**WHAT IS EXPECTED:** State how many lines in the listing below include the word "försäkringsbolag". Give nothing but the number.

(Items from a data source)

┌──

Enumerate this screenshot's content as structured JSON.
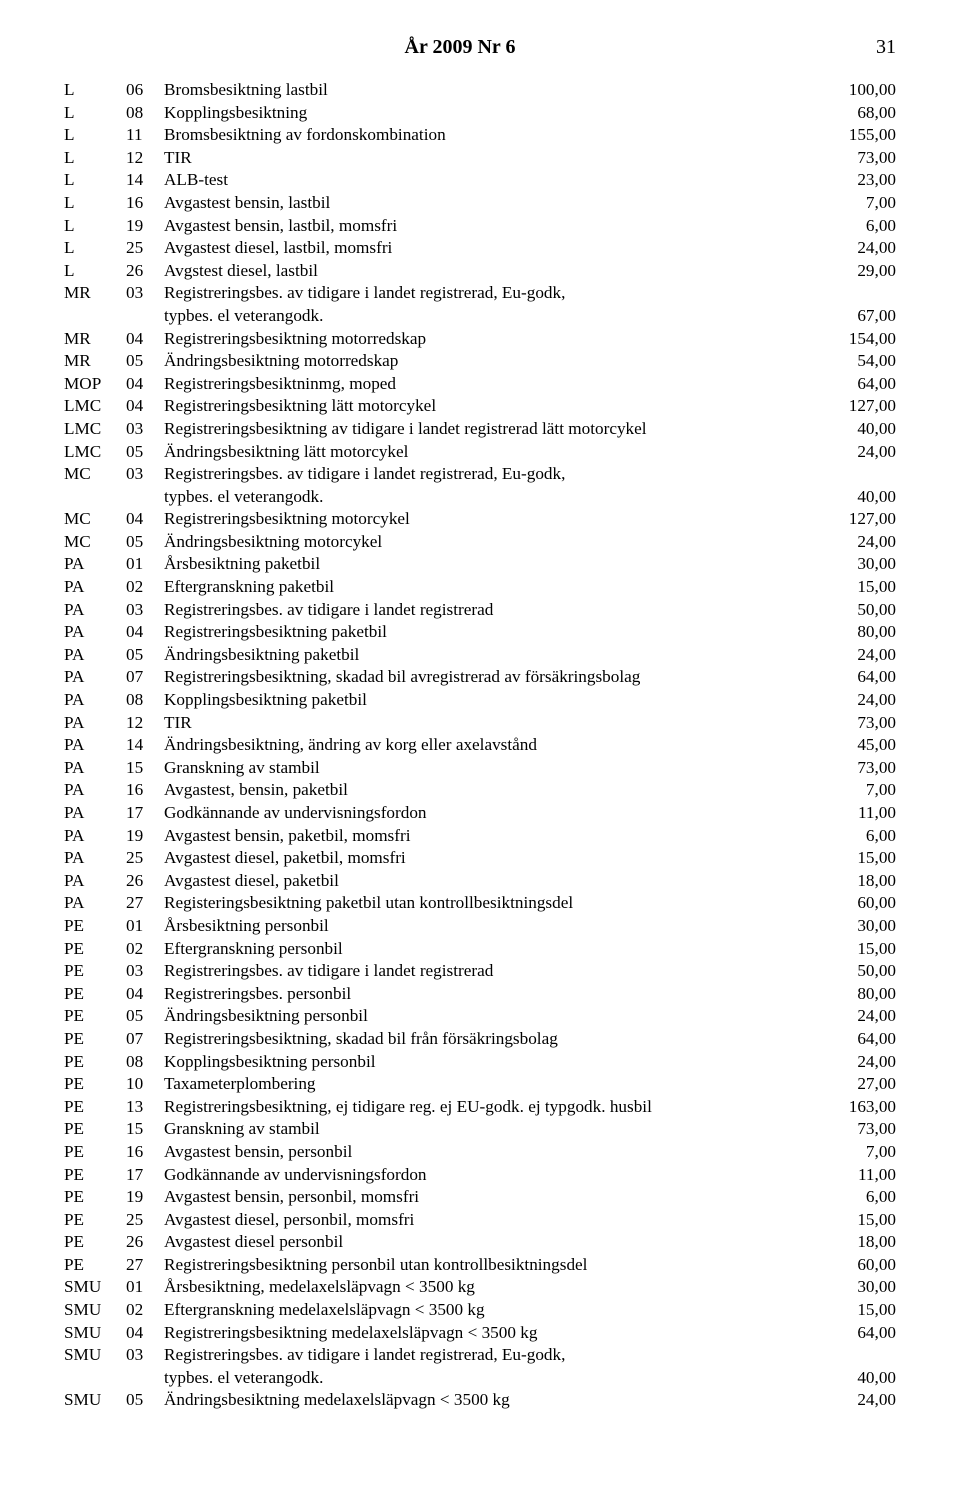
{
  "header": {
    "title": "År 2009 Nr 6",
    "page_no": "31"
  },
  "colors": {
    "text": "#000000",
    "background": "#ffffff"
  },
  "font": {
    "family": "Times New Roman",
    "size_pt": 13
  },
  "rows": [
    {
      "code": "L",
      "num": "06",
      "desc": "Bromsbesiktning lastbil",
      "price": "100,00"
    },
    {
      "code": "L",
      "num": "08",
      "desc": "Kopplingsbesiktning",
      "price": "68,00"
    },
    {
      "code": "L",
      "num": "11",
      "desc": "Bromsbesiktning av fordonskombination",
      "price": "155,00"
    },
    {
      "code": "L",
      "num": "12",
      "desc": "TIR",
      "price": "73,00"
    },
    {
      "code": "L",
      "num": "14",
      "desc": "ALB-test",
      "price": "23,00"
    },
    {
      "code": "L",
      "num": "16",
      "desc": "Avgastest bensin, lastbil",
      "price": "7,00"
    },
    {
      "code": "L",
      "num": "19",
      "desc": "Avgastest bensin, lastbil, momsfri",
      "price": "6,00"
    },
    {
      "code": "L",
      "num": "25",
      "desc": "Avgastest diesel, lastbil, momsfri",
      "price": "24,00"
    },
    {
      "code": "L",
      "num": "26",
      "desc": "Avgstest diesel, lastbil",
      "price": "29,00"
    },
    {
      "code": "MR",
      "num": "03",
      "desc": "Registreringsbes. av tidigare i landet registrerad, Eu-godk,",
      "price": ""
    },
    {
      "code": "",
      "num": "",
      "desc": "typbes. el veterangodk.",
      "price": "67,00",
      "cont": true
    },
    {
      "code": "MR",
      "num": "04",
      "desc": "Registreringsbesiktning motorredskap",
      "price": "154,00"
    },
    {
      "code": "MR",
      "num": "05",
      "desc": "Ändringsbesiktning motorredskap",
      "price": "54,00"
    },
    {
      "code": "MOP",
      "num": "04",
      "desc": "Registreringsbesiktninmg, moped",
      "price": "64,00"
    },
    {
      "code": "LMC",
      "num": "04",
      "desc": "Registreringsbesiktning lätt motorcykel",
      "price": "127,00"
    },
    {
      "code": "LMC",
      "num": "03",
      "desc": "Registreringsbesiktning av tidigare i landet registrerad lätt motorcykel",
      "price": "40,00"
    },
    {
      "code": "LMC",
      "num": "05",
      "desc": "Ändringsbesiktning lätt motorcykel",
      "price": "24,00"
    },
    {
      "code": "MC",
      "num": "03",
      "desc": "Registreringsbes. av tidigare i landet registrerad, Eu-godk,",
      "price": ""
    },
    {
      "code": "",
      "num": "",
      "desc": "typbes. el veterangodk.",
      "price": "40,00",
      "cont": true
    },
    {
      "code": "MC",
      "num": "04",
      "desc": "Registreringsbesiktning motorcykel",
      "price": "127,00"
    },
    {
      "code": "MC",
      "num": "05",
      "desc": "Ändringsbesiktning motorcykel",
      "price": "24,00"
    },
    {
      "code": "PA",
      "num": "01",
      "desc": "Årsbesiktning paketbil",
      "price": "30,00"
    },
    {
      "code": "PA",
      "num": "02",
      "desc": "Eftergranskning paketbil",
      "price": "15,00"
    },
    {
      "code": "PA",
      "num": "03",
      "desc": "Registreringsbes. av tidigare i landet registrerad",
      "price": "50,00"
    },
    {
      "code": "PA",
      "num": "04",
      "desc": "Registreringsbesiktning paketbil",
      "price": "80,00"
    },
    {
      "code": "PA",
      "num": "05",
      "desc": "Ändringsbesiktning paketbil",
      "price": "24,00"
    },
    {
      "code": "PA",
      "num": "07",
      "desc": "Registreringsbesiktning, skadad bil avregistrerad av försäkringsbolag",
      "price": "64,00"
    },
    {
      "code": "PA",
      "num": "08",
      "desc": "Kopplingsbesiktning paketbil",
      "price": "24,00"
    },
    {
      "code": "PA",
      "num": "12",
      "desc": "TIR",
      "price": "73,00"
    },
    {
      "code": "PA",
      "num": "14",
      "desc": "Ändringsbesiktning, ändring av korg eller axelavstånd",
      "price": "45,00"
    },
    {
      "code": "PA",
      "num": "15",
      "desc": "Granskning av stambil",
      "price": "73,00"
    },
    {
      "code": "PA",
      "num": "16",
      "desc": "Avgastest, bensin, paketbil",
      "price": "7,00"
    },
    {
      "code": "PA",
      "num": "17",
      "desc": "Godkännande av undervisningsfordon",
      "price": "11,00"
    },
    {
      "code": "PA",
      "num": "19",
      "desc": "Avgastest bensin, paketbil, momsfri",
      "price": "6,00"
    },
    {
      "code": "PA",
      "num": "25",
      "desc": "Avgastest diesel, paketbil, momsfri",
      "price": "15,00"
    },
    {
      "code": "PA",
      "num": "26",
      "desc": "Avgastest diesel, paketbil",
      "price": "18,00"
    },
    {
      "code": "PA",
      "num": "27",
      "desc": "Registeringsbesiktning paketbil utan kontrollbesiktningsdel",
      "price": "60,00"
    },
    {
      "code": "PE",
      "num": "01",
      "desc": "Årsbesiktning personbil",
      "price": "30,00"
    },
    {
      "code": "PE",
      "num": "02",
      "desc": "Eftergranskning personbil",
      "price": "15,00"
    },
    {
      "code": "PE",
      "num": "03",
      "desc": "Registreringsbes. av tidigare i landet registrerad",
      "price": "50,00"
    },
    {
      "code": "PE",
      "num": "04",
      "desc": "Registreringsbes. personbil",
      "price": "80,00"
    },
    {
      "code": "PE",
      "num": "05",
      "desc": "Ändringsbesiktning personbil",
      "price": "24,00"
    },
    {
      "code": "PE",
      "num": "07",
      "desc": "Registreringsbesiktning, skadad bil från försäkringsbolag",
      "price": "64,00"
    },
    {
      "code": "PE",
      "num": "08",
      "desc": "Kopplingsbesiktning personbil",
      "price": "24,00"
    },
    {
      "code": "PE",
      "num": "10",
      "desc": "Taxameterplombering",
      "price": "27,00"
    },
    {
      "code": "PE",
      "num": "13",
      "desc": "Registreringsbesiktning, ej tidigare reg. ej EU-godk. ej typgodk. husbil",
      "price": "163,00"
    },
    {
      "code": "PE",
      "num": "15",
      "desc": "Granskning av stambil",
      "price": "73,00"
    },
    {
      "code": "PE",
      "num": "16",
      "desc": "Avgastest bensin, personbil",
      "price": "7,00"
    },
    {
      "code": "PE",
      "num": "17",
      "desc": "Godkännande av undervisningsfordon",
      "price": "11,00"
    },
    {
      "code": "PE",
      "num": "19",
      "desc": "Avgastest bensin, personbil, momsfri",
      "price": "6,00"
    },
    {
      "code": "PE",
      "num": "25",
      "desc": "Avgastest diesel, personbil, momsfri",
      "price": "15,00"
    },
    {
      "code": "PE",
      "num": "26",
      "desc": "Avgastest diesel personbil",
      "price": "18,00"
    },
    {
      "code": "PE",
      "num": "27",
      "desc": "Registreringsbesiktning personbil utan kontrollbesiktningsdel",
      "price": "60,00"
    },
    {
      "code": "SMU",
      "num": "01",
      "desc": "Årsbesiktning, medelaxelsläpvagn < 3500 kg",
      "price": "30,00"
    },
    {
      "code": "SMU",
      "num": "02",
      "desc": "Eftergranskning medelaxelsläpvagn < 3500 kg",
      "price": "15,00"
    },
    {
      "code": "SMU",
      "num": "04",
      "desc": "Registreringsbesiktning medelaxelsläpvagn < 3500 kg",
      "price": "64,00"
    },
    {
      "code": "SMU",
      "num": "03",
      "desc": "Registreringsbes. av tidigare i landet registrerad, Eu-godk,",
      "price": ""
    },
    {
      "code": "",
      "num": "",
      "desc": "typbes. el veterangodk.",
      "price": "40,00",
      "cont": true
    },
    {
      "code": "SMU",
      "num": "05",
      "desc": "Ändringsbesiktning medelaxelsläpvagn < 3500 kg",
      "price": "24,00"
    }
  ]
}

└──
┌──

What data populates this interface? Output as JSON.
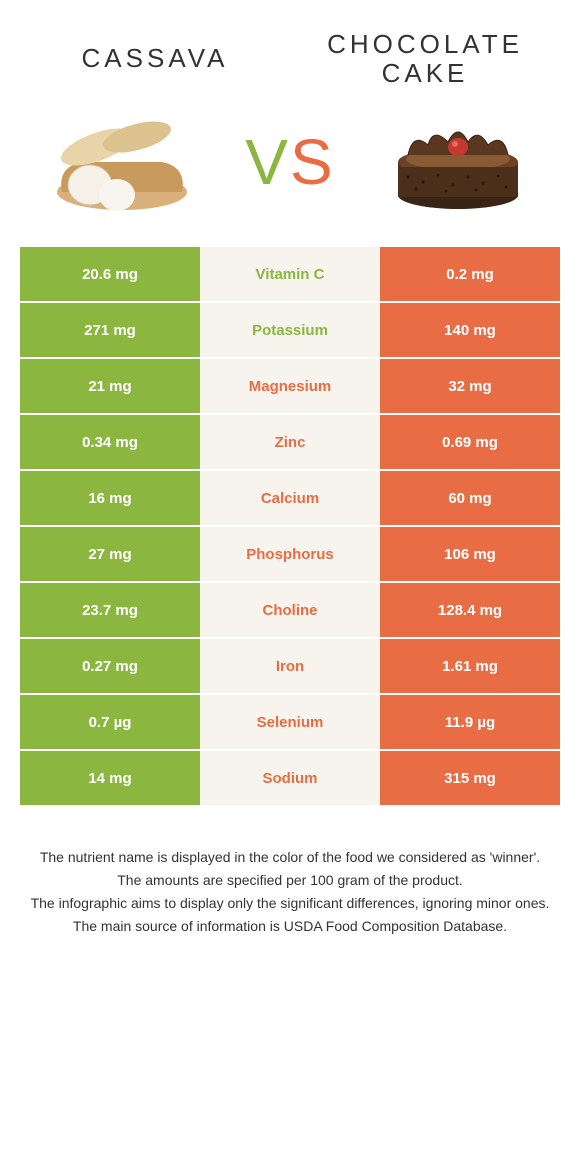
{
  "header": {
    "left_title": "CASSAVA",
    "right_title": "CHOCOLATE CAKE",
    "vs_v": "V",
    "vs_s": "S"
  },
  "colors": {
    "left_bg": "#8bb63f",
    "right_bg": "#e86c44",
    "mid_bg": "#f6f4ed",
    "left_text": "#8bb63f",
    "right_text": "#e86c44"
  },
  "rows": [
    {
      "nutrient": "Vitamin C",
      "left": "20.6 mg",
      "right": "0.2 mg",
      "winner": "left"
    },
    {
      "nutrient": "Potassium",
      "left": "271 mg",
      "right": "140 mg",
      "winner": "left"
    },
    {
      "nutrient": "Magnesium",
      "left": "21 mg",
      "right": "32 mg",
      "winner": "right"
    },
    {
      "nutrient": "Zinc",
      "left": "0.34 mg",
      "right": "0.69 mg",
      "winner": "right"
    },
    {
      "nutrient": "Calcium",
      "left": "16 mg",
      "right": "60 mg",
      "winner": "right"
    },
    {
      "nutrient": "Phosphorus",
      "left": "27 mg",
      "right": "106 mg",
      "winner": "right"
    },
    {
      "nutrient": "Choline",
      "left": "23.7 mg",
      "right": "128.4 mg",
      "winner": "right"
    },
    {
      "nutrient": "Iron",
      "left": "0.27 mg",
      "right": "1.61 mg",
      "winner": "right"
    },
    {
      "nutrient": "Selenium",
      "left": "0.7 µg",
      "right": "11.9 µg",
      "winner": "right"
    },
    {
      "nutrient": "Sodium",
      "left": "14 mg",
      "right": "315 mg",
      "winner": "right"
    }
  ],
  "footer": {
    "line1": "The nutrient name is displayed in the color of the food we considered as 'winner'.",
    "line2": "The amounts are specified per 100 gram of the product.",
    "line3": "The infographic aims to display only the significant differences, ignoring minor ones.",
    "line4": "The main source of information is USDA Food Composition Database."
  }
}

└──

**FULL RESPONSE:** 2